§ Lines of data

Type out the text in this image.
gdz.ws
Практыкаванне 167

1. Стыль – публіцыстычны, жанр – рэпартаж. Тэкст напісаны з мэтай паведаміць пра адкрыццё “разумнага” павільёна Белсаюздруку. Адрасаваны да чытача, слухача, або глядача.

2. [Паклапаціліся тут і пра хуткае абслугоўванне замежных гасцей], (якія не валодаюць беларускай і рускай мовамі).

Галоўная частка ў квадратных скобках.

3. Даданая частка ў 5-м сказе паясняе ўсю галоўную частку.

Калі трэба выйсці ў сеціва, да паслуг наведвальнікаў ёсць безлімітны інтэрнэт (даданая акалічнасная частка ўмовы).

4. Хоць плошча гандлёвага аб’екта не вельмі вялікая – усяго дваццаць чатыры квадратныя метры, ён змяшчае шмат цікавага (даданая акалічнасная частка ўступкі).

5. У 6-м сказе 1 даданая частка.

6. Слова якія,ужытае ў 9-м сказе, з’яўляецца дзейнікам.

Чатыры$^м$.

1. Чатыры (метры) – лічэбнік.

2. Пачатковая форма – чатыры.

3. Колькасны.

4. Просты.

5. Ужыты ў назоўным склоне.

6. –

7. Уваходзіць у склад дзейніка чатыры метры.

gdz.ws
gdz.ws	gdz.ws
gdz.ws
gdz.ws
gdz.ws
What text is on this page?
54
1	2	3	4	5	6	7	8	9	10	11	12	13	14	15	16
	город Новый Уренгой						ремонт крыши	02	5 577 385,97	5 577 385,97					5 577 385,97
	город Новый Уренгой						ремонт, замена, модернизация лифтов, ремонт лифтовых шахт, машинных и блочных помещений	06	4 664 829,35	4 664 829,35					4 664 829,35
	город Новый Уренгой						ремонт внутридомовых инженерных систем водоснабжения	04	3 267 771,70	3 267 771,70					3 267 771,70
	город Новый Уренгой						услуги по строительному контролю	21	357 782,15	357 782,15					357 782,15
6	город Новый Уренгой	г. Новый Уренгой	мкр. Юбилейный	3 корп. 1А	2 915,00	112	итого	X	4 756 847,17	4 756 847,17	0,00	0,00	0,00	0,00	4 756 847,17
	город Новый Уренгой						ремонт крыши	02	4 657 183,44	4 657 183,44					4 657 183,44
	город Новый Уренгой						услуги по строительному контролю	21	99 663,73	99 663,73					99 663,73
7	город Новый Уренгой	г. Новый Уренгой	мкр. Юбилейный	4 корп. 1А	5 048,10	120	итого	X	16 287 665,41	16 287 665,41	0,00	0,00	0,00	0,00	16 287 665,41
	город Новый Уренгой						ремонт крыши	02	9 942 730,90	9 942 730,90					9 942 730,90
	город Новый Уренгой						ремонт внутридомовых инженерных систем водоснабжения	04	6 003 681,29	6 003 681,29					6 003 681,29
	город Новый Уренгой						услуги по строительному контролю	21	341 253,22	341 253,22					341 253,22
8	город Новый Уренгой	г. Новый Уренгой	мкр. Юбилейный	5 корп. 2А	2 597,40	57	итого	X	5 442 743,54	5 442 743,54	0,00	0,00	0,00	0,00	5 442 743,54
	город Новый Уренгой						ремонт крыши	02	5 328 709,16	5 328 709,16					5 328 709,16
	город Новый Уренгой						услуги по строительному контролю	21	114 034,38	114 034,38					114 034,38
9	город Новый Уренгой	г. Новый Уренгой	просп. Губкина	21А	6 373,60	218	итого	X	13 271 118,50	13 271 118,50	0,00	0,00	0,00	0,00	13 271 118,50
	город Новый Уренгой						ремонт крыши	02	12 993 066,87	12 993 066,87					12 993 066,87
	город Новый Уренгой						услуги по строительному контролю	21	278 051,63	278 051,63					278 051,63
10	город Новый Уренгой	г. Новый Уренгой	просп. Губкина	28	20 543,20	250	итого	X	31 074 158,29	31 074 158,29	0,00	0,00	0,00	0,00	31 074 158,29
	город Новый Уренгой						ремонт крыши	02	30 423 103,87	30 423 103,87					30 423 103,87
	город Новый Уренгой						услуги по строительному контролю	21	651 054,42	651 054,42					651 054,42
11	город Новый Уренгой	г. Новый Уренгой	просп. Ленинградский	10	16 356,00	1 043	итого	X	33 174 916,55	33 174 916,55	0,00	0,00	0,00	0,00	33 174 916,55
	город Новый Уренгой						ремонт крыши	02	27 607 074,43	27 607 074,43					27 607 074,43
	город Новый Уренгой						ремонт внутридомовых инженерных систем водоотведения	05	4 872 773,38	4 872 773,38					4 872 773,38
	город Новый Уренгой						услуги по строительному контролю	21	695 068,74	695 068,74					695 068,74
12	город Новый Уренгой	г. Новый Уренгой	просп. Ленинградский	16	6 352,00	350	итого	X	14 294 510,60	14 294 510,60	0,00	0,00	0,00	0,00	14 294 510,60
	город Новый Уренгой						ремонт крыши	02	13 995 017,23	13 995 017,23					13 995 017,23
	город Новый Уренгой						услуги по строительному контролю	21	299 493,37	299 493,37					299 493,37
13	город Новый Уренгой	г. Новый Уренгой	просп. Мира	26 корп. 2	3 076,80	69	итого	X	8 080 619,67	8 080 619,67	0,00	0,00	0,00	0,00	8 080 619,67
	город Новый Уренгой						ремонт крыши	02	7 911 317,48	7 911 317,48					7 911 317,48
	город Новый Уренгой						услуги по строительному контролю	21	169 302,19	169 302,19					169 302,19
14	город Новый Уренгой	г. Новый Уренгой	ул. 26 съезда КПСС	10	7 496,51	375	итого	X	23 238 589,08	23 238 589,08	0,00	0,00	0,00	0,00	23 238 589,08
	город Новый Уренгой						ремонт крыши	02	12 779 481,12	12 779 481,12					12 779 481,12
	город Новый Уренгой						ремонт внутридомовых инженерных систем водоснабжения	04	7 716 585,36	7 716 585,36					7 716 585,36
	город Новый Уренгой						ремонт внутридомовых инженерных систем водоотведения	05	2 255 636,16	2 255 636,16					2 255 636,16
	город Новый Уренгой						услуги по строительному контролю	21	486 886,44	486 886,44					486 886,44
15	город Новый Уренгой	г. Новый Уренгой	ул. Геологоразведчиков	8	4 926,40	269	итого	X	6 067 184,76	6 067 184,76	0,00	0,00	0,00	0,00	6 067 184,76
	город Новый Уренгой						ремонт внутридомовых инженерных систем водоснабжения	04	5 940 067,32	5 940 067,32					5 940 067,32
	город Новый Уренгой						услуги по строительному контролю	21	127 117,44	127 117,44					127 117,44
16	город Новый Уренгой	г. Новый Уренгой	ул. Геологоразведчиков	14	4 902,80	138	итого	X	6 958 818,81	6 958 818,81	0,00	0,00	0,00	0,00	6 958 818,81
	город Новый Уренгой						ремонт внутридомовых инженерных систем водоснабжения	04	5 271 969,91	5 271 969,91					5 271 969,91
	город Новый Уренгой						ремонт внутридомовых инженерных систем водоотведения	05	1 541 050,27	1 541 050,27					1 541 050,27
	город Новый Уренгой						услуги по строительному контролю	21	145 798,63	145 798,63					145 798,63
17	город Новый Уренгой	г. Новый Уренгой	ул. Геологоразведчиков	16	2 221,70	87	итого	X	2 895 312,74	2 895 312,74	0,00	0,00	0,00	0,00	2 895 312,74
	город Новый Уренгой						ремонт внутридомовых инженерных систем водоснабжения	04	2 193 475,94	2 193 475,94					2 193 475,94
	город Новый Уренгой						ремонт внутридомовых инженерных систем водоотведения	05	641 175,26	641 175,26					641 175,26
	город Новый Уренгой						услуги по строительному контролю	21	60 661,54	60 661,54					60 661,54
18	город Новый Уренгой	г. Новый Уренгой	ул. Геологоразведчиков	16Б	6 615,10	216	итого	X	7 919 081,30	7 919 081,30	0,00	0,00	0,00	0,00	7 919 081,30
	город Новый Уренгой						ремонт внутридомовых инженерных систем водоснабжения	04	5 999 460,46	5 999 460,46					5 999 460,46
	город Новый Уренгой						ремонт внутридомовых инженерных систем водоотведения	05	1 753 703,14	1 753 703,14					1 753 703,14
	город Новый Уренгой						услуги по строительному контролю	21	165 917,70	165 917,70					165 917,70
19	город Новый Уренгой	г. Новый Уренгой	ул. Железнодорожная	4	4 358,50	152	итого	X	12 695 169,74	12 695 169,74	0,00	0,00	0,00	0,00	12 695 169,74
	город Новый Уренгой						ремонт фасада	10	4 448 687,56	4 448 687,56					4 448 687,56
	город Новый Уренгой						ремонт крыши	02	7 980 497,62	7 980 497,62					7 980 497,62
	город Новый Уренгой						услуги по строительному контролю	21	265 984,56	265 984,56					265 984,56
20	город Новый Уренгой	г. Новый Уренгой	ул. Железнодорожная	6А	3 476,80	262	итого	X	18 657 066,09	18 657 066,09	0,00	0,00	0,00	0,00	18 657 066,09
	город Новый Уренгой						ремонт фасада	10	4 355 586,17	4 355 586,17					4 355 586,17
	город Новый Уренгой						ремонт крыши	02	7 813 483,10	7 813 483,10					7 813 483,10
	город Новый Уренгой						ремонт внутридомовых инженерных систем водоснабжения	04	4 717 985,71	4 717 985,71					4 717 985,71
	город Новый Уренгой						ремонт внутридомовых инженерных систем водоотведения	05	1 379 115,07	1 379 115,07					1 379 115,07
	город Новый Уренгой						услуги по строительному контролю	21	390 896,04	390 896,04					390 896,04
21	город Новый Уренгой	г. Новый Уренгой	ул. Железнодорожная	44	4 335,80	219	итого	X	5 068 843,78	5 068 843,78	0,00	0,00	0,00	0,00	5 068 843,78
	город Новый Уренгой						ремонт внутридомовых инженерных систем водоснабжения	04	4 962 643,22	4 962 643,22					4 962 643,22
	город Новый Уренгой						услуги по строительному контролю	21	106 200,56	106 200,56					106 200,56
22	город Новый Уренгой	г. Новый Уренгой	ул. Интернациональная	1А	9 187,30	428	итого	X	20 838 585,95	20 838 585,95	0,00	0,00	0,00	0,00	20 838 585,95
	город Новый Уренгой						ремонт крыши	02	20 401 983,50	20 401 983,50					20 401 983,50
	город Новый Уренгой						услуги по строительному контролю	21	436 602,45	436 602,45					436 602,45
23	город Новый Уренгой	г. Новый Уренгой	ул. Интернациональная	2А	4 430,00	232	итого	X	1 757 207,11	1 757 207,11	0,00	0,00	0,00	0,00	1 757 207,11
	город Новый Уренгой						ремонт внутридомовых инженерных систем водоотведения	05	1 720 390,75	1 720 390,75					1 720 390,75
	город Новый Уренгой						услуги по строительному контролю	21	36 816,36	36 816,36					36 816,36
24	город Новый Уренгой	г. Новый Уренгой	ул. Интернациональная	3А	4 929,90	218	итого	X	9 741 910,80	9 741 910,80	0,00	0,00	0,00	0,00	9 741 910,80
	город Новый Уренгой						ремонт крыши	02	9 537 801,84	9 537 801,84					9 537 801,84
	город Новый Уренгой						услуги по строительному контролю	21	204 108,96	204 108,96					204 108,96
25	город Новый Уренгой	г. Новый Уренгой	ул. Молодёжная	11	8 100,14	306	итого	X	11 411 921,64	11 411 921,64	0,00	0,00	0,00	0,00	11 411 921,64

§ WORK TO COMPLETE
Identify the lines in the entries above that contain "Железнодорожная", then copy them out.

§ OUTPUT BELOW
19	город Новый Уренгой	г. Новый Уренгой	ул. Железнодорожная	4	4 358,50	152	итого	X	12 695 169,74	12 695 169,74	0,00	0,00	0,00	0,00	12 695 169,74
20	город Новый Уренгой	г. Новый Уренгой	ул. Железнодорожная	6А	3 476,80	262	итого	X	18 657 066,09	18 657 066,09	0,00	0,00	0,00	0,00	18 657 066,09
21	город Новый Уренгой	г. Новый Уренгой	ул. Железнодорожная	44	4 335,80	219	итого	X	5 068 843,78	5 068 843,78	0,00	0,00	0,00	0,00	5 068 843,78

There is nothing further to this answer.